:: Supplied material ::
** START **

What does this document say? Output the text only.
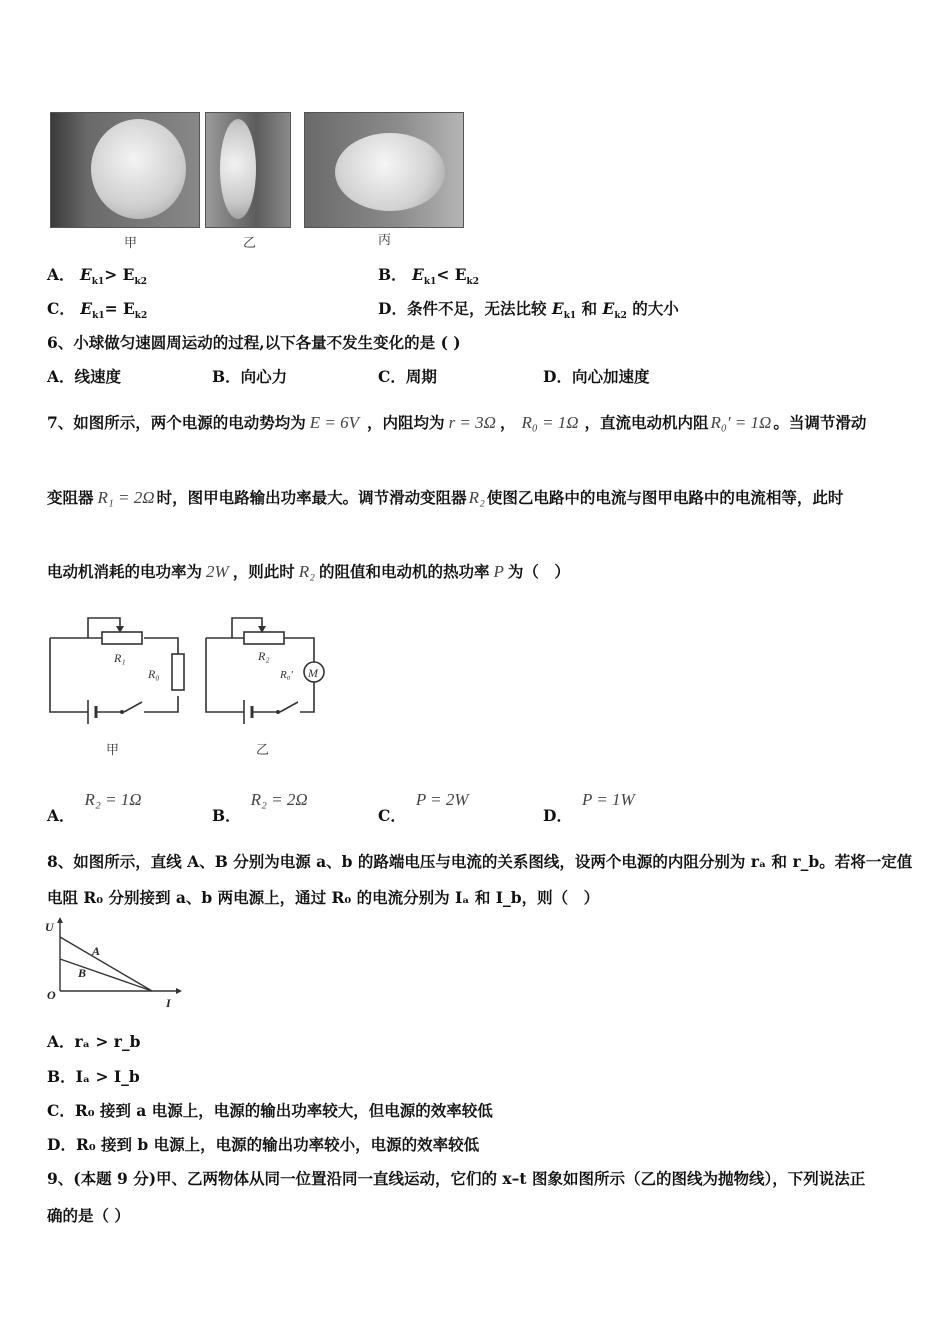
甲	乙	丙
A． $E_{k1}> E_{k2}$	B． $E_{k1}< E_{k2}$
C． $E_{k1}= E_{k2}$	D．条件不足，无法比较 $E_{k1}$ 和 $E_{k2}$ 的大小
6、小球做匀速圆周运动的过程,以下各量不发生变化的是 ( )
A．线速度	B．向心力	C．周期	D．向心加速度
7、如图所示，两个电源的电动势均为 E = 6V ，内阻均为 r = 3Ω ， R₀ = 1Ω ，直流电动机内阻 R₀′ = 1Ω 。当调节滑动
变阻器 R₁ = 2Ω 时，图甲电路输出功率最大。调节滑动变阻器 R₂ 使图乙电路中的电流与图甲电路中的电流相等，此时
电动机消耗的电功率为 2W ，则此时 R₂ 的阻值和电动机的热功率 P 为（　）
R₁
R₀
甲
R₂
R₀′ M
乙
A．R₂ = 1Ω
B．R₂ = 2Ω
C．P = 2W
D．P = 1W
8、如图所示，直线 A、B 分别为电源 a、b 的路端电压与电流的关系图线，设两个电源的内阻分别为 rₐ 和 r_b。若将一定值
电阻 R₀ 分别接到 a、b 两电源上，通过 R₀ 的电流分别为 Iₐ 和 I_b，则（　）
U
I
O
A
B
A．rₐ > r_b
B．Iₐ > I_b
C．R₀ 接到 a 电源上，电源的输出功率较大，但电源的效率较低
D．R₀ 接到 b 电源上，电源的输出功率较小，电源的效率较低
9、(本题 9 分)甲、乙两物体从同一位置沿同一直线运动，它们的 x–t 图象如图所示（乙的图线为抛物线），下列说法正
确的是（ ）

** END **

:: Do this ::
Reproduce the material word for word. Any pictures should be left out of the copy.

:: Reply to the task ::
What does this document say? Output the text only.
甲	乙	丙
A． $E_{k1}> E_{k2}$	B． $E_{k1}< E_{k2}$
C． $E_{k1}= E_{k2}$	D．条件不足，无法比较 $E_{k1}$ 和 $E_{k2}$ 的大小
6、小球做匀速圆周运动的过程,以下各量不发生变化的是 ( )
A．线速度	B．向心力	C．周期	D．向心加速度
7、如图所示，两个电源的电动势均为 E = 6V ，内阻均为 r = 3Ω ， R₀ = 1Ω ，直流电动机内阻 R₀′ = 1Ω 。当调节滑动
变阻器 R₁ = 2Ω 时，图甲电路输出功率最大。调节滑动变阻器 R₂ 使图乙电路中的电流与图甲电路中的电流相等，此时
电动机消耗的电功率为 2W ，则此时 R₂ 的阻值和电动机的热功率 P 为（　）
R₁
R₀
甲
R₂
R₀′ M
乙
A．R₂ = 1Ω
B．R₂ = 2Ω
C．P = 2W
D．P = 1W
8、如图所示，直线 A、B 分别为电源 a、b 的路端电压与电流的关系图线，设两个电源的内阻分别为 rₐ 和 r_b。若将一定值
电阻 R₀ 分别接到 a、b 两电源上，通过 R₀ 的电流分别为 Iₐ 和 I_b，则（　）
U
I
O
A
B
A．rₐ > r_b
B．Iₐ > I_b
C．R₀ 接到 a 电源上，电源的输出功率较大，但电源的效率较低
D．R₀ 接到 b 电源上，电源的输出功率较小，电源的效率较低
9、(本题 9 分)甲、乙两物体从同一位置沿同一直线运动，它们的 x–t 图象如图所示（乙的图线为抛物线），下列说法正
确的是（ ）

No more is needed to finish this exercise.